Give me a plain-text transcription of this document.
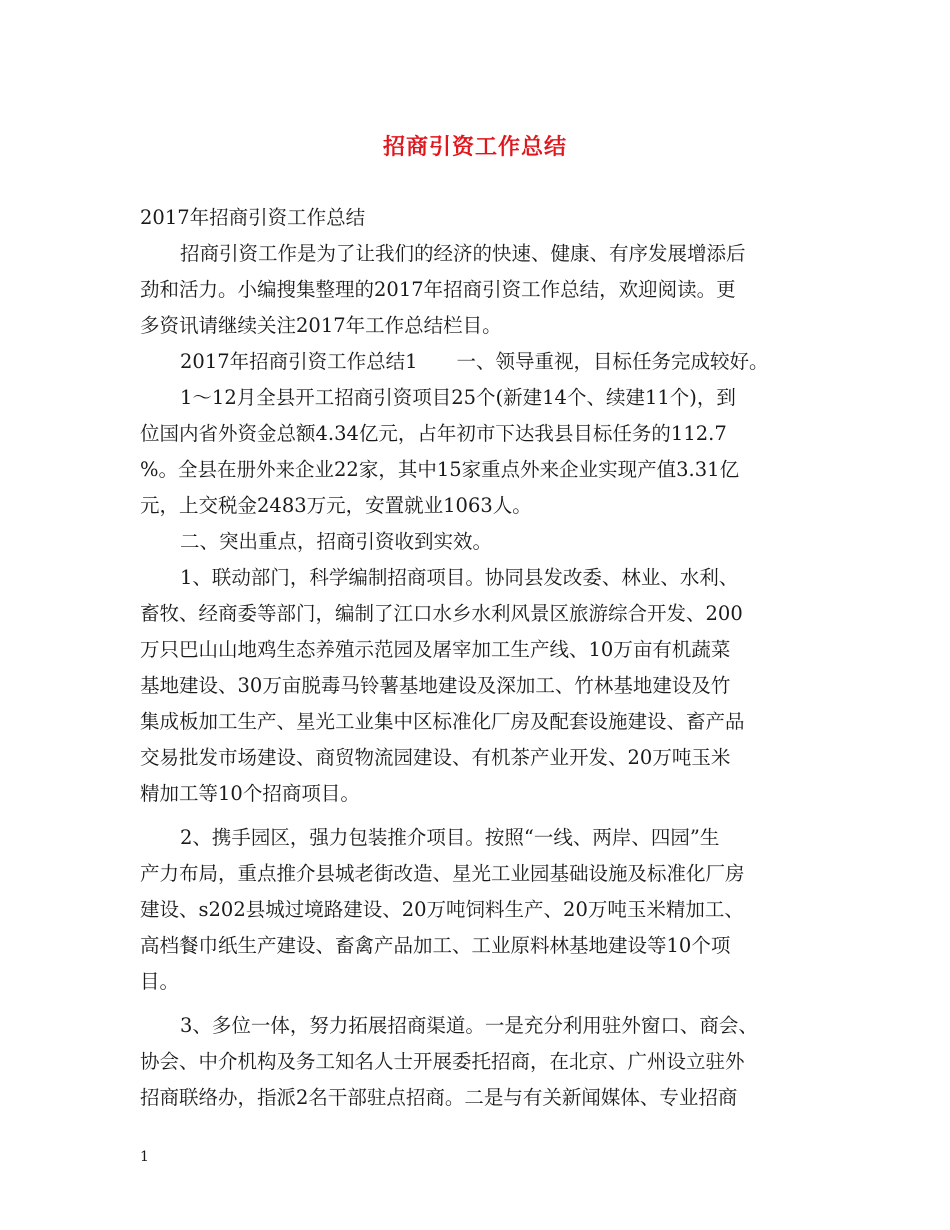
招商引资工作总结
2017年招商引资工作总结
招商引资工作是为了让我们的经济的快速、健康、有序发展增添后
劲和活力。小编搜集整理的2017年招商引资工作总结，欢迎阅读。更
多资讯请继续关注2017年工作总结栏目。
2017年招商引资工作总结1　　一、领导重视，目标任务完成较好。
1～12月全县开工招商引资项目25个(新建14个、续建11个)，到
位国内省外资金总额4.34亿元，占年初市下达我县目标任务的112.7
%。全县在册外来企业22家，其中15家重点外来企业实现产值3.31亿
元，上交税金2483万元，安置就业1063人。
二、突出重点，招商引资收到实效。
1、联动部门，科学编制招商项目。协同县发改委、林业、水利、
畜牧、经商委等部门，编制了江口水乡水利风景区旅游综合开发、200
万只巴山山地鸡生态养殖示范园及屠宰加工生产线、10万亩有机蔬菜
基地建设、30万亩脱毒马铃薯基地建设及深加工、竹林基地建设及竹
集成板加工生产、星光工业集中区标准化厂房及配套设施建设、畜产品
交易批发市场建设、商贸物流园建设、有机茶产业开发、20万吨玉米
精加工等10个招商项目。
2、携手园区，强力包装推介项目。按照“一线、两岸、四园”生
产力布局，重点推介县城老街改造、星光工业园基础设施及标准化厂房
建设、s202县城过境路建设、20万吨饲料生产、20万吨玉米精加工、
高档餐巾纸生产建设、畜禽产品加工、工业原料林基地建设等10个项
目。
3、多位一体，努力拓展招商渠道。一是充分利用驻外窗口、商会、
协会、中介机构及务工知名人士开展委托招商，在北京、广州设立驻外
招商联络办，指派2名干部驻点招商。二是与有关新闻媒体、专业招商
1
:::::
**Written instruction**
Set down the complete material exactly, but do not include the images.

**Result of the task**
Give me a plain-text transcription of this document.
招商引资工作总结
2017年招商引资工作总结
招商引资工作是为了让我们的经济的快速、健康、有序发展增添后
劲和活力。小编搜集整理的2017年招商引资工作总结，欢迎阅读。更
多资讯请继续关注2017年工作总结栏目。
2017年招商引资工作总结1　　一、领导重视，目标任务完成较好。
1～12月全县开工招商引资项目25个(新建14个、续建11个)，到
位国内省外资金总额4.34亿元，占年初市下达我县目标任务的112.7
%。全县在册外来企业22家，其中15家重点外来企业实现产值3.31亿
元，上交税金2483万元，安置就业1063人。
二、突出重点，招商引资收到实效。
1、联动部门，科学编制招商项目。协同县发改委、林业、水利、
畜牧、经商委等部门，编制了江口水乡水利风景区旅游综合开发、200
万只巴山山地鸡生态养殖示范园及屠宰加工生产线、10万亩有机蔬菜
基地建设、30万亩脱毒马铃薯基地建设及深加工、竹林基地建设及竹
集成板加工生产、星光工业集中区标准化厂房及配套设施建设、畜产品
交易批发市场建设、商贸物流园建设、有机茶产业开发、20万吨玉米
精加工等10个招商项目。
2、携手园区，强力包装推介项目。按照“一线、两岸、四园”生
产力布局，重点推介县城老街改造、星光工业园基础设施及标准化厂房
建设、s202县城过境路建设、20万吨饲料生产、20万吨玉米精加工、
高档餐巾纸生产建设、畜禽产品加工、工业原料林基地建设等10个项
目。
3、多位一体，努力拓展招商渠道。一是充分利用驻外窗口、商会、
协会、中介机构及务工知名人士开展委托招商，在北京、广州设立驻外
招商联络办，指派2名干部驻点招商。二是与有关新闻媒体、专业招商
1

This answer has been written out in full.